MATERIAL PROVIDED.
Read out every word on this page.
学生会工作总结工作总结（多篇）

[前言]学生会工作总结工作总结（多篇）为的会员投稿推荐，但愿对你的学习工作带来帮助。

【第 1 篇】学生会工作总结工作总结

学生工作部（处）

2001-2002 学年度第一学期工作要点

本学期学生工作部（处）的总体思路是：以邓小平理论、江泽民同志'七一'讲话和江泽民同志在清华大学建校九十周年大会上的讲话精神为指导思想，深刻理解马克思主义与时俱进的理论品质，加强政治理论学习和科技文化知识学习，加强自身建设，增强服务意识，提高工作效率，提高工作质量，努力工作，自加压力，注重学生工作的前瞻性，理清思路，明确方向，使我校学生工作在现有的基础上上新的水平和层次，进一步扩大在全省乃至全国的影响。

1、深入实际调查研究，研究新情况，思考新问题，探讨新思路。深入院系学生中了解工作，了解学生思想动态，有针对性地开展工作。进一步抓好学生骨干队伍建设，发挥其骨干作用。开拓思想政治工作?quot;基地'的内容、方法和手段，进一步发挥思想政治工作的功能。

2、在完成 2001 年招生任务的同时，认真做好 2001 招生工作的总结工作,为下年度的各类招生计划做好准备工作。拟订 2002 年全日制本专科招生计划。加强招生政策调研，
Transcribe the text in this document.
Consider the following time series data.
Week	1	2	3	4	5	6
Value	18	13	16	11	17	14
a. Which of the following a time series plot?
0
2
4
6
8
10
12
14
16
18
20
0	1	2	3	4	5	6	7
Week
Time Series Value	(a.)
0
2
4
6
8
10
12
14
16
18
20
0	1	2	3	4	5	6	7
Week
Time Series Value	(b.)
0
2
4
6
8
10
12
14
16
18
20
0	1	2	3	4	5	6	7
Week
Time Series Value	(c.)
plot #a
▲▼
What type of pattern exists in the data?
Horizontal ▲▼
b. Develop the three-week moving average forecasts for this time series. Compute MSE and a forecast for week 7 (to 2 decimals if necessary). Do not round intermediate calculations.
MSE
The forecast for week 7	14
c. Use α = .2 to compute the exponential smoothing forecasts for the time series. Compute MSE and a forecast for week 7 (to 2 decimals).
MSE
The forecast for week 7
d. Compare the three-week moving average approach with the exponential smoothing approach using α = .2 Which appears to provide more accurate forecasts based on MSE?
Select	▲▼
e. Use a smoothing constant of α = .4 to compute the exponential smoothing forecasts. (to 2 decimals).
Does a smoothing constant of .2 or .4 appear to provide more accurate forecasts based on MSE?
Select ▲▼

WHAT YOU HAVE TO DO.
Copy each line of the records that contains the word "data".

SOLUTION TO THE PROBLEM.
Consider the following time series data.
What type of pattern exists in the data?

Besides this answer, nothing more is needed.